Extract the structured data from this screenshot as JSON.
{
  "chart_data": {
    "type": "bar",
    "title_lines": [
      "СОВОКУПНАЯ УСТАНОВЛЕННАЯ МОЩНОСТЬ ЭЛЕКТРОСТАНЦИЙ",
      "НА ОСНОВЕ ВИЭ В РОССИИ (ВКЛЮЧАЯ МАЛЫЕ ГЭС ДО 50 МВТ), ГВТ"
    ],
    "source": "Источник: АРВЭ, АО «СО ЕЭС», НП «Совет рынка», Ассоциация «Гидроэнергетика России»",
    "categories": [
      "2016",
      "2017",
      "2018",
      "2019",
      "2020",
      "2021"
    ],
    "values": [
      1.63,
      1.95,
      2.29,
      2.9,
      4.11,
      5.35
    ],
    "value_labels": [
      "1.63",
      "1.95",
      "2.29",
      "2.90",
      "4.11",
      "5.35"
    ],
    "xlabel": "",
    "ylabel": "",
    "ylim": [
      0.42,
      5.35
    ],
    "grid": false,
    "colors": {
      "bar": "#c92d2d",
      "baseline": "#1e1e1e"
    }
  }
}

+ + +

### What you need to do
Restate all of the entries exactly, please.

### Response to this exercise
Extract the structured data from this screenshot as JSON.
{
  "chart_data": {
    "type": "bar",
    "title_lines": [
      "СОВОКУПНАЯ УСТАНОВЛЕННАЯ МОЩНОСТЬ ЭЛЕКТРОСТАНЦИЙ",
      "НА ОСНОВЕ ВИЭ В РОССИИ (ВКЛЮЧАЯ МАЛЫЕ ГЭС ДО 50 МВТ), ГВТ"
    ],
    "source": "Источник: АРВЭ, АО «СО ЕЭС», НП «Совет рынка», Ассоциация «Гидроэнергетика России»",
    "categories": [
      "2016",
      "2017",
      "2018",
      "2019",
      "2020",
      "2021"
    ],
    "values": [
      1.63,
      1.95,
      2.29,
      2.9,
      4.11,
      5.35
    ],
    "value_labels": [
      "1.63",
      "1.95",
      "2.29",
      "2.90",
      "4.11",
      "5.35"
    ],
    "xlabel": "",
    "ylabel": "",
    "ylim": [
      0.42,
      5.35
    ],
    "grid": false,
    "colors": {
      "bar": "#c92d2d",
      "baseline": "#1e1e1e"
    }
  }
}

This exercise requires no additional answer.